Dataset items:
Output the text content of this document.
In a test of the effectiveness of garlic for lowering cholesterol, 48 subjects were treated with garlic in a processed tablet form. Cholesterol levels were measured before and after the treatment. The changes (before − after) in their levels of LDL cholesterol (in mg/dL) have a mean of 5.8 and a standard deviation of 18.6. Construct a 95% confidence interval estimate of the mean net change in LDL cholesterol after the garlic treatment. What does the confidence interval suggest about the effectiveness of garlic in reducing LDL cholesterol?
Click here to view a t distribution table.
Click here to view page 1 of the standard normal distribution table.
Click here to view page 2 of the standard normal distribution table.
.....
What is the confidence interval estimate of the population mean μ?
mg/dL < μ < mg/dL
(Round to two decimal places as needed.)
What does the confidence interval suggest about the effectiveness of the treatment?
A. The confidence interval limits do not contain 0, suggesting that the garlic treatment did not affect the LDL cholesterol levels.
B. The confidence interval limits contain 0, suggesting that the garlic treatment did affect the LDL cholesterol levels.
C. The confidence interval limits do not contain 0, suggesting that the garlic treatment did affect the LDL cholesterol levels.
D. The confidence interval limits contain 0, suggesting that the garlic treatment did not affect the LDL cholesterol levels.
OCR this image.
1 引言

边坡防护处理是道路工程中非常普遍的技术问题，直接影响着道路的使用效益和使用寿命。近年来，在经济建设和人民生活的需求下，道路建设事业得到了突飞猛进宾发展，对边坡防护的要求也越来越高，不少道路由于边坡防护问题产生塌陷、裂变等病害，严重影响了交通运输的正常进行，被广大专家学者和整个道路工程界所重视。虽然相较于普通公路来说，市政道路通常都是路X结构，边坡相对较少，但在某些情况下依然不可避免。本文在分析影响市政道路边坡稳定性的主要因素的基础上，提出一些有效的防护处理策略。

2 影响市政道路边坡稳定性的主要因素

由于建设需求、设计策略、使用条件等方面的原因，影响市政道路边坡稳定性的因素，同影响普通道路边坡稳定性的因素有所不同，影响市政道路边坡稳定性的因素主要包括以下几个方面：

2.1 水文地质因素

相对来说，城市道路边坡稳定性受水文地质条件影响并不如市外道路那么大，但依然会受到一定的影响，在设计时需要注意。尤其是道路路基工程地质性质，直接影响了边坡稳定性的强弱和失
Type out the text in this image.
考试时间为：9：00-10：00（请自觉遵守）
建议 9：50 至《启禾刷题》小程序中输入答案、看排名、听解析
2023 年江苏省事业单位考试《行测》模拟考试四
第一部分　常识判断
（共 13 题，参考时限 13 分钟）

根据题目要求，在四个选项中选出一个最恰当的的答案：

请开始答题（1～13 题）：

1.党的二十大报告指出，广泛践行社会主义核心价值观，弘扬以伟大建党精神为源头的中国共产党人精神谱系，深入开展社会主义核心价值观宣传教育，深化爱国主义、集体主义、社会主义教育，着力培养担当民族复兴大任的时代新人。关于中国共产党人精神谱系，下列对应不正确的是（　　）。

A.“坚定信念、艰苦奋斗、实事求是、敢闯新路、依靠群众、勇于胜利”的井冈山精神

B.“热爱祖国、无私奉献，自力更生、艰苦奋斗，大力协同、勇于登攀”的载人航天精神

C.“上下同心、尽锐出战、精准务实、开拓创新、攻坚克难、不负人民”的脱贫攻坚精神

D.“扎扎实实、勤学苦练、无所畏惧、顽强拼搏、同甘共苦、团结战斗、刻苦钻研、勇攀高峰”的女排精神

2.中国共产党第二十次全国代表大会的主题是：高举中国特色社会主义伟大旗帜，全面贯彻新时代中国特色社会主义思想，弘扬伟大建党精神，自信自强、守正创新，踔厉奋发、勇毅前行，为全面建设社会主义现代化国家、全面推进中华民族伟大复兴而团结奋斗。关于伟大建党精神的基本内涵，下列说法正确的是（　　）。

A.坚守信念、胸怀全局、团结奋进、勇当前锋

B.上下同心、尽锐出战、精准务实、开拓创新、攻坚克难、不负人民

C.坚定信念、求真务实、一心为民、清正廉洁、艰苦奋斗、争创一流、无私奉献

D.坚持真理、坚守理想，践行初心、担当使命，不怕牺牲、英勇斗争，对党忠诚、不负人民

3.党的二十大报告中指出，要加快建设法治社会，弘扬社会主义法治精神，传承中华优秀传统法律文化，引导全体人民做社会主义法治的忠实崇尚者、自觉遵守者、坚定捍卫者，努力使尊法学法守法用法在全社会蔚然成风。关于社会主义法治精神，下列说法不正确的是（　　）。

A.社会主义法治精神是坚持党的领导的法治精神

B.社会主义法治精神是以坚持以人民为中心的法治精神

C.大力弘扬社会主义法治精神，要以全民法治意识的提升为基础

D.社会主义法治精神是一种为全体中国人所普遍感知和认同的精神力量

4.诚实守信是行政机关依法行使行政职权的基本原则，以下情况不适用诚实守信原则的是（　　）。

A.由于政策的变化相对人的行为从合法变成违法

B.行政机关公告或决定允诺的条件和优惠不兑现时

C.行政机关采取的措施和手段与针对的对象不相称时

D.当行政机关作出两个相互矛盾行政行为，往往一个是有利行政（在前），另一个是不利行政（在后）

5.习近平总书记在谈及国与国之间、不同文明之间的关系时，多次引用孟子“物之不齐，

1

* _WHAT YOU WILL DO_:
Print every entry exactly as written.

* _SOLUTION_:
Output the text content of this document.
In a test of the effectiveness of garlic for lowering cholesterol, 48 subjects were treated with garlic in a processed tablet form. Cholesterol levels were measured before and after the treatment. The changes (before − after) in their levels of LDL cholesterol (in mg/dL) have a mean of 5.8 and a standard deviation of 18.6. Construct a 95% confidence interval estimate of the mean net change in LDL cholesterol after the garlic treatment. What does the confidence interval suggest about the effectiveness of garlic in reducing LDL cholesterol?
Click here to view a t distribution table.
Click here to view page 1 of the standard normal distribution table.
Click here to view page 2 of the standard normal distribution table.
.....
What is the confidence interval estimate of the population mean μ?
mg/dL < μ < mg/dL
(Round to two decimal places as needed.)
What does the confidence interval suggest about the effectiveness of the treatment?
A. The confidence interval limits do not contain 0, suggesting that the garlic treatment did not affect the LDL cholesterol levels.
B. The confidence interval limits contain 0, suggesting that the garlic treatment did affect the LDL cholesterol levels.
C. The confidence interval limits do not contain 0, suggesting that the garlic treatment did affect the LDL cholesterol levels.
D. The confidence interval limits contain 0, suggesting that the garlic treatment did not affect the LDL cholesterol levels.
OCR this image.
1 引言

边坡防护处理是道路工程中非常普遍的技术问题，直接影响着道路的使用效益和使用寿命。近年来，在经济建设和人民生活的需求下，道路建设事业得到了突飞猛进宾发展，对边坡防护的要求也越来越高，不少道路由于边坡防护问题产生塌陷、裂变等病害，严重影响了交通运输的正常进行，被广大专家学者和整个道路工程界所重视。虽然相较于普通公路来说，市政道路通常都是路X结构，边坡相对较少，但在某些情况下依然不可避免。本文在分析影响市政道路边坡稳定性的主要因素的基础上，提出一些有效的防护处理策略。

2 影响市政道路边坡稳定性的主要因素

由于建设需求、设计策略、使用条件等方面的原因，影响市政道路边坡稳定性的因素，同影响普通道路边坡稳定性的因素有所不同，影响市政道路边坡稳定性的因素主要包括以下几个方面：

2.1 水文地质因素

相对来说，城市道路边坡稳定性受水文地质条件影响并不如市外道路那么大，但依然会受到一定的影响，在设计时需要注意。尤其是道路路基工程地质性质，直接影响了边坡稳定性的强弱和失
Type out the text in this image.
考试时间为：9：00-10：00（请自觉遵守）
建议 9：50 至《启禾刷题》小程序中输入答案、看排名、听解析
2023 年江苏省事业单位考试《行测》模拟考试四
第一部分　常识判断
（共 13 题，参考时限 13 分钟）

根据题目要求，在四个选项中选出一个最恰当的的答案：

请开始答题（1～13 题）：

1.党的二十大报告指出，广泛践行社会主义核心价值观，弘扬以伟大建党精神为源头的中国共产党人精神谱系，深入开展社会主义核心价值观宣传教育，深化爱国主义、集体主义、社会主义教育，着力培养担当民族复兴大任的时代新人。关于中国共产党人精神谱系，下列对应不正确的是（　　）。

A.“坚定信念、艰苦奋斗、实事求是、敢闯新路、依靠群众、勇于胜利”的井冈山精神

B.“热爱祖国、无私奉献，自力更生、艰苦奋斗，大力协同、勇于登攀”的载人航天精神

C.“上下同心、尽锐出战、精准务实、开拓创新、攻坚克难、不负人民”的脱贫攻坚精神

D.“扎扎实实、勤学苦练、无所畏惧、顽强拼搏、同甘共苦、团结战斗、刻苦钻研、勇攀高峰”的女排精神

2.中国共产党第二十次全国代表大会的主题是：高举中国特色社会主义伟大旗帜，全面贯彻新时代中国特色社会主义思想，弘扬伟大建党精神，自信自强、守正创新，踔厉奋发、勇毅前行，为全面建设社会主义现代化国家、全面推进中华民族伟大复兴而团结奋斗。关于伟大建党精神的基本内涵，下列说法正确的是（　　）。

A.坚守信念、胸怀全局、团结奋进、勇当前锋

B.上下同心、尽锐出战、精准务实、开拓创新、攻坚克难、不负人民

C.坚定信念、求真务实、一心为民、清正廉洁、艰苦奋斗、争创一流、无私奉献

D.坚持真理、坚守理想，践行初心、担当使命，不怕牺牲、英勇斗争，对党忠诚、不负人民

3.党的二十大报告中指出，要加快建设法治社会，弘扬社会主义法治精神，传承中华优秀传统法律文化，引导全体人民做社会主义法治的忠实崇尚者、自觉遵守者、坚定捍卫者，努力使尊法学法守法用法在全社会蔚然成风。关于社会主义法治精神，下列说法不正确的是（　　）。

A.社会主义法治精神是坚持党的领导的法治精神

B.社会主义法治精神是以坚持以人民为中心的法治精神

C.大力弘扬社会主义法治精神，要以全民法治意识的提升为基础

D.社会主义法治精神是一种为全体中国人所普遍感知和认同的精神力量

4.诚实守信是行政机关依法行使行政职权的基本原则，以下情况不适用诚实守信原则的是（　　）。

A.由于政策的变化相对人的行为从合法变成违法

B.行政机关公告或决定允诺的条件和优惠不兑现时

C.行政机关采取的措施和手段与针对的对象不相称时

D.当行政机关作出两个相互矛盾行政行为，往往一个是有利行政（在前），另一个是不利行政（在后）

5.习近平总书记在谈及国与国之间、不同文明之间的关系时，多次引用孟子“物之不齐，

1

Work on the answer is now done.